§ WHAT YOU HAVE TO DO:
Determine the number of lines in the listing below where the string "ochranného" occurs; answer with the number alone.

§ THE RECORDS:
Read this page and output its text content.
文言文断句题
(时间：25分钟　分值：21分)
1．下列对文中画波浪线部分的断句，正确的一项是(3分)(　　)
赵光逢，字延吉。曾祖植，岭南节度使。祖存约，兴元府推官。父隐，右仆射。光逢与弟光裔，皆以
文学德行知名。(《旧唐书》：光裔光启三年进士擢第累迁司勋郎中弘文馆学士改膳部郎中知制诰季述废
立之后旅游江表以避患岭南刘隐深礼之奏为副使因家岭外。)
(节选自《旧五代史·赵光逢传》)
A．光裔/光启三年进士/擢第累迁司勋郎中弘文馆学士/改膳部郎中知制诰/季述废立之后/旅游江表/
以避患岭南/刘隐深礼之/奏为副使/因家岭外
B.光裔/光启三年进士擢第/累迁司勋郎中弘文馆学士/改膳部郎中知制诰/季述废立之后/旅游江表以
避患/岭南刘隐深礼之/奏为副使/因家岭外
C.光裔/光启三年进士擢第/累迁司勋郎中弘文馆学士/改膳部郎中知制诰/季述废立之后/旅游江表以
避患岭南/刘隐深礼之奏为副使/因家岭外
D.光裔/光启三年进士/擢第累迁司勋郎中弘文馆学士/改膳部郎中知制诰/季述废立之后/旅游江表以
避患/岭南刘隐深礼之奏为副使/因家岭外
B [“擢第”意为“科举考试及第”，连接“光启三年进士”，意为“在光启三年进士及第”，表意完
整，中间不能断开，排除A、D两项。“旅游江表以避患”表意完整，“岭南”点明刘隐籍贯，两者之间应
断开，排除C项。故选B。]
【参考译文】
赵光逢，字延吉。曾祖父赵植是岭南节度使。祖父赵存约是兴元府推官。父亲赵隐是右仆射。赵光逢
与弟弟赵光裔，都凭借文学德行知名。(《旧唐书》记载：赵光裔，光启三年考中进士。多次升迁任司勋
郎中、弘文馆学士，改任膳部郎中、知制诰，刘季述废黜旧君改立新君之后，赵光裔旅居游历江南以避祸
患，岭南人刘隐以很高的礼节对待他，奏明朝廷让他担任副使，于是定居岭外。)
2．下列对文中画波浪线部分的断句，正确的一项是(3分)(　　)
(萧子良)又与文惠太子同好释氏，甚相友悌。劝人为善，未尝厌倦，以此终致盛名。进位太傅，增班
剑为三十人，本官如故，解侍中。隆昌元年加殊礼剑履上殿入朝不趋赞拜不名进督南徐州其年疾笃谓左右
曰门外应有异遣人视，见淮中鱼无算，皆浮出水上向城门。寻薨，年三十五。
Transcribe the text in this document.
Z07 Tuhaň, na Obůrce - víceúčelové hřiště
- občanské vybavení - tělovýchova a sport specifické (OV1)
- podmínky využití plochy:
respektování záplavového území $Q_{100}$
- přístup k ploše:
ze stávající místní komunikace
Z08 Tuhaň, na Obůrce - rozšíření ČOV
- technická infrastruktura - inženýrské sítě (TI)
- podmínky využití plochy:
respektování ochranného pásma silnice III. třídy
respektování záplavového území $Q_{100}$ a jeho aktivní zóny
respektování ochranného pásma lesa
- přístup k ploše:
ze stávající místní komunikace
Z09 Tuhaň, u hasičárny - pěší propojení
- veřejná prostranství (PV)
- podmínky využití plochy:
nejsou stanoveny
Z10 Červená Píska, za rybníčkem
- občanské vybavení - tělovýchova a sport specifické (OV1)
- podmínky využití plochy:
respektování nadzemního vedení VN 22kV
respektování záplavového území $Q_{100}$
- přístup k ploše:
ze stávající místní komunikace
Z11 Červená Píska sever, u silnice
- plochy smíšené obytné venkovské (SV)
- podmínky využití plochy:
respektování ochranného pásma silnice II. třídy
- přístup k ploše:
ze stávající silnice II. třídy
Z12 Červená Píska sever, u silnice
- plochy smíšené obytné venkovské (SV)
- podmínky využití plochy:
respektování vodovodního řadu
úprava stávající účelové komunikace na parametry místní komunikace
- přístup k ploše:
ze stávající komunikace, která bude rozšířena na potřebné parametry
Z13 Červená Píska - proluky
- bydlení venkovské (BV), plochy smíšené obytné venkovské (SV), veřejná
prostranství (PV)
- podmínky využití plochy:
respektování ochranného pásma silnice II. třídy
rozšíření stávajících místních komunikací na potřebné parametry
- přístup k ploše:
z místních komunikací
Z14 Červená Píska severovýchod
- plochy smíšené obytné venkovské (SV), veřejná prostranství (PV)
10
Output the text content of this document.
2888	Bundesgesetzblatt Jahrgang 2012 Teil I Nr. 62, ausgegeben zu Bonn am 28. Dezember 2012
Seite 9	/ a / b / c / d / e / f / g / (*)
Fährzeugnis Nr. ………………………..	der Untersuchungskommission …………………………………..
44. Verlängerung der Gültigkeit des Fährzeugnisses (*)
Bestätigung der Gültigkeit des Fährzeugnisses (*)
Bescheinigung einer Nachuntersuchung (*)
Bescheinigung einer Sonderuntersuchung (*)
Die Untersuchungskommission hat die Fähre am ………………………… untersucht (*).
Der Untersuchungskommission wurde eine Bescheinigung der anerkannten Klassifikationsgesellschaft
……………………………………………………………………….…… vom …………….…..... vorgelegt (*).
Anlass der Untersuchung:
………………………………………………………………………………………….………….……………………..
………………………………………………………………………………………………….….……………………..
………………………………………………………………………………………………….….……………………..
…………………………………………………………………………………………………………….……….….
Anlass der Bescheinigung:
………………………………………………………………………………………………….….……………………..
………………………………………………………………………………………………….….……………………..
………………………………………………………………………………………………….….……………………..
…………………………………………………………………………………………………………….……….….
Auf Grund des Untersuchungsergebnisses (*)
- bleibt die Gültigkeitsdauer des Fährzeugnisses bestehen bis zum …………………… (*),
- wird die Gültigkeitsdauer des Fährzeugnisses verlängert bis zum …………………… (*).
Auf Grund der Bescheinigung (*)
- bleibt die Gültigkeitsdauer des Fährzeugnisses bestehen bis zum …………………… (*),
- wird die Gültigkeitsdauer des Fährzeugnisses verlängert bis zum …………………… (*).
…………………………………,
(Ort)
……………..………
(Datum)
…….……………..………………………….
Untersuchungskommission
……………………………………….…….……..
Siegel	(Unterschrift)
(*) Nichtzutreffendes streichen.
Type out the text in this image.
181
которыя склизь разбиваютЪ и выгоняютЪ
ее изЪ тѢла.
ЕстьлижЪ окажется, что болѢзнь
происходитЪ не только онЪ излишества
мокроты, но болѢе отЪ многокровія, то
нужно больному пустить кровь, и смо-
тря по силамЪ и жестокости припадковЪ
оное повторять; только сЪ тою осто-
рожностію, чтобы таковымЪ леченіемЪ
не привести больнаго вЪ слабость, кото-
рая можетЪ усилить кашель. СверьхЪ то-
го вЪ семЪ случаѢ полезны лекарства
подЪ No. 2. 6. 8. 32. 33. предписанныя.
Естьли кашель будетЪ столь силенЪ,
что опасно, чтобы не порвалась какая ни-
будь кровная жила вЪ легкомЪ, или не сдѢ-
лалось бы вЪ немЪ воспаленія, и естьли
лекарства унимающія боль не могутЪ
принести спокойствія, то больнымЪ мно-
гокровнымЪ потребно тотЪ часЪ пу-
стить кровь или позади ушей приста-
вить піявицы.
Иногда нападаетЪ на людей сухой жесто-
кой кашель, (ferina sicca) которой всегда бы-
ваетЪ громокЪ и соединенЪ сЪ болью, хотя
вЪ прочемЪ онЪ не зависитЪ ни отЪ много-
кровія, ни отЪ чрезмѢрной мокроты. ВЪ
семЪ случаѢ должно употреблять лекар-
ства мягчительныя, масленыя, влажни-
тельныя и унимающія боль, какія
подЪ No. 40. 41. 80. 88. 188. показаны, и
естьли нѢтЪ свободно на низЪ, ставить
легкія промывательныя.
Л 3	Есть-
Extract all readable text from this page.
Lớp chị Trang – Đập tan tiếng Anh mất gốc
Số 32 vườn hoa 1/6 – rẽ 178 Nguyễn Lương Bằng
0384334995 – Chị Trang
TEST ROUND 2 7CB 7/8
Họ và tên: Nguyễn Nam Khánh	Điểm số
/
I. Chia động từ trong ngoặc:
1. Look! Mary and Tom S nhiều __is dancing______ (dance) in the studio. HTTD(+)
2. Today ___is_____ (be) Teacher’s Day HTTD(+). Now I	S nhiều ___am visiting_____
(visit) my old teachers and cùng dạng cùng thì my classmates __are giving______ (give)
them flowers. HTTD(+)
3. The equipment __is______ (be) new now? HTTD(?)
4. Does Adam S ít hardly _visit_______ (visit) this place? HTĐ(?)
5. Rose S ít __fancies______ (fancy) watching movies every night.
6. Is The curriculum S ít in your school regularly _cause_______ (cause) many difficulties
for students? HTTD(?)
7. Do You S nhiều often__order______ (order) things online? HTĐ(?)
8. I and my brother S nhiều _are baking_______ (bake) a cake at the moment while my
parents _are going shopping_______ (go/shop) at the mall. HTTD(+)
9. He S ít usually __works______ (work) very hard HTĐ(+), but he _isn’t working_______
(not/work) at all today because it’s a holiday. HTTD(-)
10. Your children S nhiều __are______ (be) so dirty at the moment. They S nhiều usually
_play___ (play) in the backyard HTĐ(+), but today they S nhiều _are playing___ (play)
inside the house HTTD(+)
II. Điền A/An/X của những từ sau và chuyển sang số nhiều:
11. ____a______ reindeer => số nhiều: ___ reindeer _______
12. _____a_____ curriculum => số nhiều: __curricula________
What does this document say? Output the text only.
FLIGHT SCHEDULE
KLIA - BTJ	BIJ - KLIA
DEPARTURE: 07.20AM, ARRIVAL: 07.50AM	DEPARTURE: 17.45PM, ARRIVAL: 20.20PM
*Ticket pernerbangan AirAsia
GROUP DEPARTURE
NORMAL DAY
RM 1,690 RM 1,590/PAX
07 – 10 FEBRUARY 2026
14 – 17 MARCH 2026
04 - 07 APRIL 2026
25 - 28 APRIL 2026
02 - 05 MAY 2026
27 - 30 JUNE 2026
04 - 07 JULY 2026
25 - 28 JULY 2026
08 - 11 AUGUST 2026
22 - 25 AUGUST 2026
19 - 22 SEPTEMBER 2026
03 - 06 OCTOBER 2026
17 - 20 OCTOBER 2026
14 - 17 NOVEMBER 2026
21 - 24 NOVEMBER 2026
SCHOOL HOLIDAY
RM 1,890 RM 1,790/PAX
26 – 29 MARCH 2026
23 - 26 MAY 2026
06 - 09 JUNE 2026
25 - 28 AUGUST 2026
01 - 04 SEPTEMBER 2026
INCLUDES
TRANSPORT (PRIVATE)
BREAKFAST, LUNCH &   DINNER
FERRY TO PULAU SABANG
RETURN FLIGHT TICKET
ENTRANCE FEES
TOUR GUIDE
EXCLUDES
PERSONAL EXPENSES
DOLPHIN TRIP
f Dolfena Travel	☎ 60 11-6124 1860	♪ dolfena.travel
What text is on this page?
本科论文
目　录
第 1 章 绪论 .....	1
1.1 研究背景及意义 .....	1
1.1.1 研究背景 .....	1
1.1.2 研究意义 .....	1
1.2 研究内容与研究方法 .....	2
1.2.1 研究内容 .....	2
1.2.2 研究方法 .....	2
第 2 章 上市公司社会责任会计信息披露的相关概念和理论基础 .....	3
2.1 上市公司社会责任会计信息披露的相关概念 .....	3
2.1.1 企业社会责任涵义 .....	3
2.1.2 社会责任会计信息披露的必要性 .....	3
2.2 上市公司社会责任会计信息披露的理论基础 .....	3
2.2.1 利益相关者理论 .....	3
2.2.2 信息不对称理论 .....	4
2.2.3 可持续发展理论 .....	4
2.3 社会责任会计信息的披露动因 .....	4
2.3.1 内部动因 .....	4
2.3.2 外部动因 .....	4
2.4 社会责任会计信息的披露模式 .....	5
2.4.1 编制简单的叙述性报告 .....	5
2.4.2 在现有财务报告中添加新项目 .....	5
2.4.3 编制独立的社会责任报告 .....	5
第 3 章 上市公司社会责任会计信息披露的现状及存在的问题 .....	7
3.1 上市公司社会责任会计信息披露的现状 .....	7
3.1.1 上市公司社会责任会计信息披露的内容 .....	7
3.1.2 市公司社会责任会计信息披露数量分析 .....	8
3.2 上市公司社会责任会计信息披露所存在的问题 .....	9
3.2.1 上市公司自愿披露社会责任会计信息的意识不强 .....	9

§ CORRECT RESULT:
4